Dataset items:
#####

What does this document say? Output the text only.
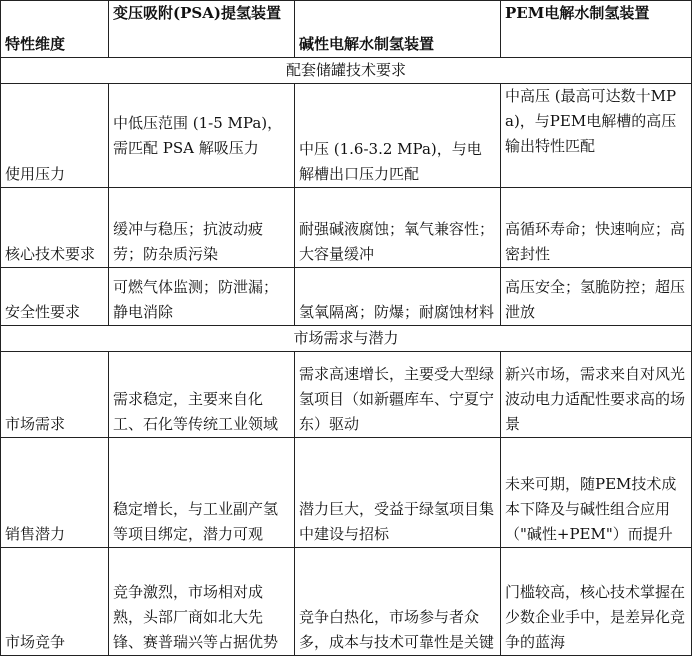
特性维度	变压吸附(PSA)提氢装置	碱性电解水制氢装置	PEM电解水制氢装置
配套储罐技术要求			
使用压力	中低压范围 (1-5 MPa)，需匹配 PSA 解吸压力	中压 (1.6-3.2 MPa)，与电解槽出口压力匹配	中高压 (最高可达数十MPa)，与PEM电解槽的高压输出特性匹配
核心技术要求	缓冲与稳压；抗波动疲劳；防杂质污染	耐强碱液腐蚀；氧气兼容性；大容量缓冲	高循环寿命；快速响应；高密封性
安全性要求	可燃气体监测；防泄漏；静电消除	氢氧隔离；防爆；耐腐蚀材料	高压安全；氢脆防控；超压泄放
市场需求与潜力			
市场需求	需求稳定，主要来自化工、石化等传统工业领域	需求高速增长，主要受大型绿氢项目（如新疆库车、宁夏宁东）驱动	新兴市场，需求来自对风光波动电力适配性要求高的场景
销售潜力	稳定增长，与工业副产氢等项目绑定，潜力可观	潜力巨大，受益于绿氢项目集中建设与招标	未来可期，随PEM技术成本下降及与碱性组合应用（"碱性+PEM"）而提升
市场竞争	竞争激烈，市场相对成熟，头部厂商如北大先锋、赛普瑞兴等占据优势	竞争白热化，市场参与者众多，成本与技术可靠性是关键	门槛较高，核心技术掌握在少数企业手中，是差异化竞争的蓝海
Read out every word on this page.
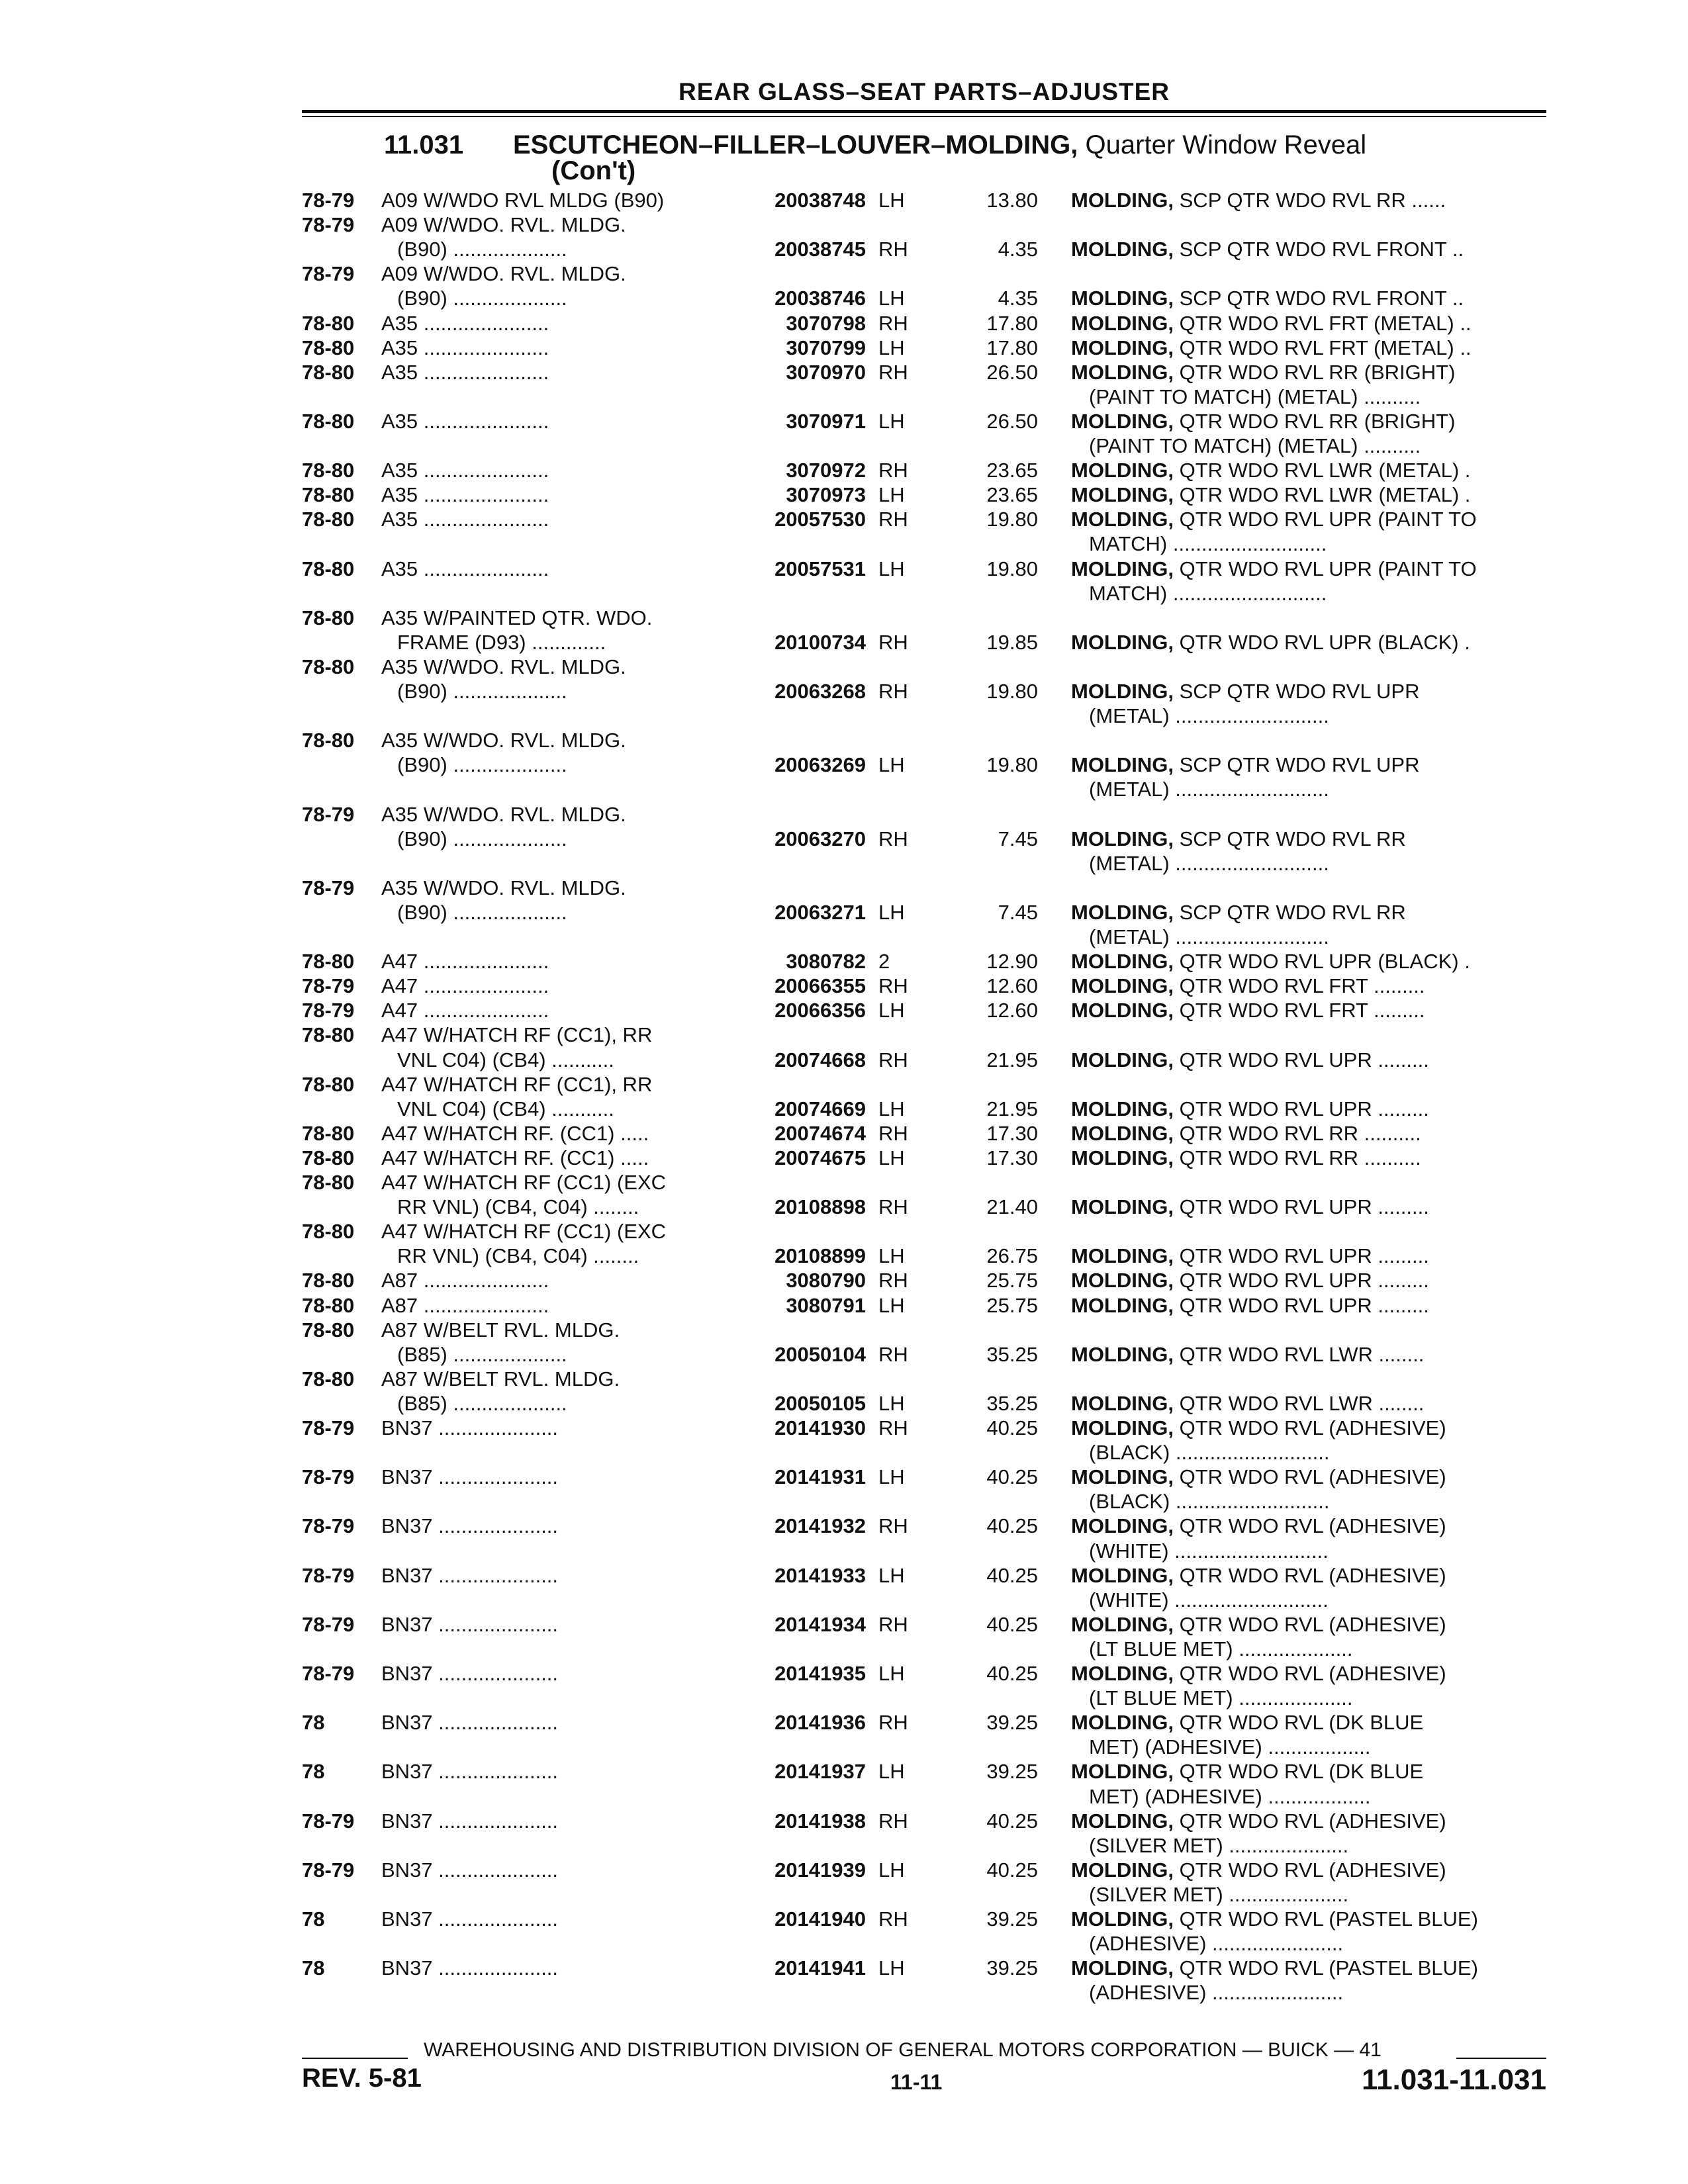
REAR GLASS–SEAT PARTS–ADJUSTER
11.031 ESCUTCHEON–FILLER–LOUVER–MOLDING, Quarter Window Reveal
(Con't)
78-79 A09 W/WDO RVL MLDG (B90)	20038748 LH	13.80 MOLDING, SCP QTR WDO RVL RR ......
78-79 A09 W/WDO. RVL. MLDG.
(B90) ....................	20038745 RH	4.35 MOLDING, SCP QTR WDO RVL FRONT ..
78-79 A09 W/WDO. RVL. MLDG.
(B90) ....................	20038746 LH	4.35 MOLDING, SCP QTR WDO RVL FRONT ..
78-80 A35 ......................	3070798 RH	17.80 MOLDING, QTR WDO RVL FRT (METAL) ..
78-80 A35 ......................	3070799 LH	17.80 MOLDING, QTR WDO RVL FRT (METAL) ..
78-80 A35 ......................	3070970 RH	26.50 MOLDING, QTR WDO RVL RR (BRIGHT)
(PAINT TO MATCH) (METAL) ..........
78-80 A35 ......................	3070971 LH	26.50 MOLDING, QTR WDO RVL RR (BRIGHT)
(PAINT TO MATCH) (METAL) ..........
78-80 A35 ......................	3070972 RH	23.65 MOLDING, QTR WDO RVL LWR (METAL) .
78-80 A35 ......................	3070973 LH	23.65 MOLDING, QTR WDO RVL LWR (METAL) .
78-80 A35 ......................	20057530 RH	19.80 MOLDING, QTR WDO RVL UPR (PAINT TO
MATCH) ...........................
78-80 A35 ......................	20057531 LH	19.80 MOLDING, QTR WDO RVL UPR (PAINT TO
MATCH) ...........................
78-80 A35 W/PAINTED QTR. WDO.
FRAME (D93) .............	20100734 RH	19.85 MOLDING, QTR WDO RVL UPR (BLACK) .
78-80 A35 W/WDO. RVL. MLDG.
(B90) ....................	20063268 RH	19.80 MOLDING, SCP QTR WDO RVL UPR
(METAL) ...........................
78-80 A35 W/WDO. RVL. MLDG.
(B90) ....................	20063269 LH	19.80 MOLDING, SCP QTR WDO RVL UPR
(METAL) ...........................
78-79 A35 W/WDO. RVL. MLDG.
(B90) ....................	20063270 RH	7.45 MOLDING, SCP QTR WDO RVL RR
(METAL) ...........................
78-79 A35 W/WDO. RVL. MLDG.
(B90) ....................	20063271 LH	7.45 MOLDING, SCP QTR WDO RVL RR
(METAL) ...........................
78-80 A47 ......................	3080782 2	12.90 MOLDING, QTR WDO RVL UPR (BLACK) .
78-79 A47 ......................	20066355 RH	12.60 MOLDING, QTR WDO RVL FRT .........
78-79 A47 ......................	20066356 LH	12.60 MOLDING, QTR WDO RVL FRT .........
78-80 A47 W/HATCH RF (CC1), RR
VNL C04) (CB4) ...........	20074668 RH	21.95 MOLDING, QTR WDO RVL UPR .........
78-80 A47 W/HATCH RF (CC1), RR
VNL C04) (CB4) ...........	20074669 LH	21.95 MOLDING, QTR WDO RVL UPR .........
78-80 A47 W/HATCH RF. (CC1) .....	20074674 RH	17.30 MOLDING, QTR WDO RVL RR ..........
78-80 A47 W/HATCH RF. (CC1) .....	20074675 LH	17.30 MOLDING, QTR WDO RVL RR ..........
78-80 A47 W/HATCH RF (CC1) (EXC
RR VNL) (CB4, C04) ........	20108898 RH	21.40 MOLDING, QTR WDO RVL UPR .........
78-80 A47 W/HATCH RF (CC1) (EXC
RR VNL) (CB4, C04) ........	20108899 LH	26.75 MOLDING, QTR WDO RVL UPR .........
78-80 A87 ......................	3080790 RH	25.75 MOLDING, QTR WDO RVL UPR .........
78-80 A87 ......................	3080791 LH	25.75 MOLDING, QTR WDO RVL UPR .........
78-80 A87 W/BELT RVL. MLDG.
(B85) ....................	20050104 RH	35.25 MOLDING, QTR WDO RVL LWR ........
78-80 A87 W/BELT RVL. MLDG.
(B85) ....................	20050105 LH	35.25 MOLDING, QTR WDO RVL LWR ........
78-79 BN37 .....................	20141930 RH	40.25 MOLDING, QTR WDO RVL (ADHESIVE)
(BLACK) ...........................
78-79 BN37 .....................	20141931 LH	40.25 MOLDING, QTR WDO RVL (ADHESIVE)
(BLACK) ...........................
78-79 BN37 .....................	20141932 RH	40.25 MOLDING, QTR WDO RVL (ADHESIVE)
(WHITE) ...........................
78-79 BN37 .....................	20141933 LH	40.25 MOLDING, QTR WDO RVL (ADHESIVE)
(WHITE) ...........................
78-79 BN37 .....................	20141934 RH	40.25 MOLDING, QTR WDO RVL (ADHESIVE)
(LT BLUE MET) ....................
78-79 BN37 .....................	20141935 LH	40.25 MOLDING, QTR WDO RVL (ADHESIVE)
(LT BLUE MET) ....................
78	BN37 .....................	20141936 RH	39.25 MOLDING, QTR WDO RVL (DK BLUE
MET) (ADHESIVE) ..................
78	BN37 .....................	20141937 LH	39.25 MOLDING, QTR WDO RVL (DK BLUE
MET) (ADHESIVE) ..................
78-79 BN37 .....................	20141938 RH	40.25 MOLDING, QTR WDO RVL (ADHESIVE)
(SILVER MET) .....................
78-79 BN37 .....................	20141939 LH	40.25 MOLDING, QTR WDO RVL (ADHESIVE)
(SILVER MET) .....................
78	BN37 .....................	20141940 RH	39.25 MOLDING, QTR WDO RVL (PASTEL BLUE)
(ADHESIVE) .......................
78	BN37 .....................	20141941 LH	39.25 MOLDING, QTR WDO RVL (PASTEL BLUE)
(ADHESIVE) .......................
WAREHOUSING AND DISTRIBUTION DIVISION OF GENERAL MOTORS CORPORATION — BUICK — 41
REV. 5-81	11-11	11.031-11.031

#####

Given request: Repeat each entry precisely as it appears. Leave the pictures out.

Answer to the exercise:
What does this document say? Output the text only.
特性维度	变压吸附(PSA)提氢装置	碱性电解水制氢装置	PEM电解水制氢装置
配套储罐技术要求			
使用压力	中低压范围 (1-5 MPa)，需匹配 PSA 解吸压力	中压 (1.6-3.2 MPa)，与电解槽出口压力匹配	中高压 (最高可达数十MPa)，与PEM电解槽的高压输出特性匹配
核心技术要求	缓冲与稳压；抗波动疲劳；防杂质污染	耐强碱液腐蚀；氧气兼容性；大容量缓冲	高循环寿命；快速响应；高密封性
安全性要求	可燃气体监测；防泄漏；静电消除	氢氧隔离；防爆；耐腐蚀材料	高压安全；氢脆防控；超压泄放
市场需求与潜力			
市场需求	需求稳定，主要来自化工、石化等传统工业领域	需求高速增长，主要受大型绿氢项目（如新疆库车、宁夏宁东）驱动	新兴市场，需求来自对风光波动电力适配性要求高的场景
销售潜力	稳定增长，与工业副产氢等项目绑定，潜力可观	潜力巨大，受益于绿氢项目集中建设与招标	未来可期，随PEM技术成本下降及与碱性组合应用（"碱性+PEM"）而提升
市场竞争	竞争激烈，市场相对成熟，头部厂商如北大先锋、赛普瑞兴等占据优势	竞争白热化，市场参与者众多，成本与技术可靠性是关键	门槛较高，核心技术掌握在少数企业手中，是差异化竞争的蓝海
Read out every word on this page.
REAR GLASS–SEAT PARTS–ADJUSTER
11.031 ESCUTCHEON–FILLER–LOUVER–MOLDING, Quarter Window Reveal
(Con't)
78-79 A09 W/WDO RVL MLDG (B90)	20038748 LH	13.80 MOLDING, SCP QTR WDO RVL RR ......
78-79 A09 W/WDO. RVL. MLDG.
(B90) ....................	20038745 RH	4.35 MOLDING, SCP QTR WDO RVL FRONT ..
78-79 A09 W/WDO. RVL. MLDG.
(B90) ....................	20038746 LH	4.35 MOLDING, SCP QTR WDO RVL FRONT ..
78-80 A35 ......................	3070798 RH	17.80 MOLDING, QTR WDO RVL FRT (METAL) ..
78-80 A35 ......................	3070799 LH	17.80 MOLDING, QTR WDO RVL FRT (METAL) ..
78-80 A35 ......................	3070970 RH	26.50 MOLDING, QTR WDO RVL RR (BRIGHT)
(PAINT TO MATCH) (METAL) ..........
78-80 A35 ......................	3070971 LH	26.50 MOLDING, QTR WDO RVL RR (BRIGHT)
(PAINT TO MATCH) (METAL) ..........
78-80 A35 ......................	3070972 RH	23.65 MOLDING, QTR WDO RVL LWR (METAL) .
78-80 A35 ......................	3070973 LH	23.65 MOLDING, QTR WDO RVL LWR (METAL) .
78-80 A35 ......................	20057530 RH	19.80 MOLDING, QTR WDO RVL UPR (PAINT TO
MATCH) ...........................
78-80 A35 ......................	20057531 LH	19.80 MOLDING, QTR WDO RVL UPR (PAINT TO
MATCH) ...........................
78-80 A35 W/PAINTED QTR. WDO.
FRAME (D93) .............	20100734 RH	19.85 MOLDING, QTR WDO RVL UPR (BLACK) .
78-80 A35 W/WDO. RVL. MLDG.
(B90) ....................	20063268 RH	19.80 MOLDING, SCP QTR WDO RVL UPR
(METAL) ...........................
78-80 A35 W/WDO. RVL. MLDG.
(B90) ....................	20063269 LH	19.80 MOLDING, SCP QTR WDO RVL UPR
(METAL) ...........................
78-79 A35 W/WDO. RVL. MLDG.
(B90) ....................	20063270 RH	7.45 MOLDING, SCP QTR WDO RVL RR
(METAL) ...........................
78-79 A35 W/WDO. RVL. MLDG.
(B90) ....................	20063271 LH	7.45 MOLDING, SCP QTR WDO RVL RR
(METAL) ...........................
78-80 A47 ......................	3080782 2	12.90 MOLDING, QTR WDO RVL UPR (BLACK) .
78-79 A47 ......................	20066355 RH	12.60 MOLDING, QTR WDO RVL FRT .........
78-79 A47 ......................	20066356 LH	12.60 MOLDING, QTR WDO RVL FRT .........
78-80 A47 W/HATCH RF (CC1), RR
VNL C04) (CB4) ...........	20074668 RH	21.95 MOLDING, QTR WDO RVL UPR .........
78-80 A47 W/HATCH RF (CC1), RR
VNL C04) (CB4) ...........	20074669 LH	21.95 MOLDING, QTR WDO RVL UPR .........
78-80 A47 W/HATCH RF. (CC1) .....	20074674 RH	17.30 MOLDING, QTR WDO RVL RR ..........
78-80 A47 W/HATCH RF. (CC1) .....	20074675 LH	17.30 MOLDING, QTR WDO RVL RR ..........
78-80 A47 W/HATCH RF (CC1) (EXC
RR VNL) (CB4, C04) ........	20108898 RH	21.40 MOLDING, QTR WDO RVL UPR .........
78-80 A47 W/HATCH RF (CC1) (EXC
RR VNL) (CB4, C04) ........	20108899 LH	26.75 MOLDING, QTR WDO RVL UPR .........
78-80 A87 ......................	3080790 RH	25.75 MOLDING, QTR WDO RVL UPR .........
78-80 A87 ......................	3080791 LH	25.75 MOLDING, QTR WDO RVL UPR .........
78-80 A87 W/BELT RVL. MLDG.
(B85) ....................	20050104 RH	35.25 MOLDING, QTR WDO RVL LWR ........
78-80 A87 W/BELT RVL. MLDG.
(B85) ....................	20050105 LH	35.25 MOLDING, QTR WDO RVL LWR ........
78-79 BN37 .....................	20141930 RH	40.25 MOLDING, QTR WDO RVL (ADHESIVE)
(BLACK) ...........................
78-79 BN37 .....................	20141931 LH	40.25 MOLDING, QTR WDO RVL (ADHESIVE)
(BLACK) ...........................
78-79 BN37 .....................	20141932 RH	40.25 MOLDING, QTR WDO RVL (ADHESIVE)
(WHITE) ...........................
78-79 BN37 .....................	20141933 LH	40.25 MOLDING, QTR WDO RVL (ADHESIVE)
(WHITE) ...........................
78-79 BN37 .....................	20141934 RH	40.25 MOLDING, QTR WDO RVL (ADHESIVE)
(LT BLUE MET) ....................
78-79 BN37 .....................	20141935 LH	40.25 MOLDING, QTR WDO RVL (ADHESIVE)
(LT BLUE MET) ....................
78	BN37 .....................	20141936 RH	39.25 MOLDING, QTR WDO RVL (DK BLUE
MET) (ADHESIVE) ..................
78	BN37 .....................	20141937 LH	39.25 MOLDING, QTR WDO RVL (DK BLUE
MET) (ADHESIVE) ..................
78-79 BN37 .....................	20141938 RH	40.25 MOLDING, QTR WDO RVL (ADHESIVE)
(SILVER MET) .....................
78-79 BN37 .....................	20141939 LH	40.25 MOLDING, QTR WDO RVL (ADHESIVE)
(SILVER MET) .....................
78	BN37 .....................	20141940 RH	39.25 MOLDING, QTR WDO RVL (PASTEL BLUE)
(ADHESIVE) .......................
78	BN37 .....................	20141941 LH	39.25 MOLDING, QTR WDO RVL (PASTEL BLUE)
(ADHESIVE) .......................
WAREHOUSING AND DISTRIBUTION DIVISION OF GENERAL MOTORS CORPORATION — BUICK — 41
REV. 5-81	11-11	11.031-11.031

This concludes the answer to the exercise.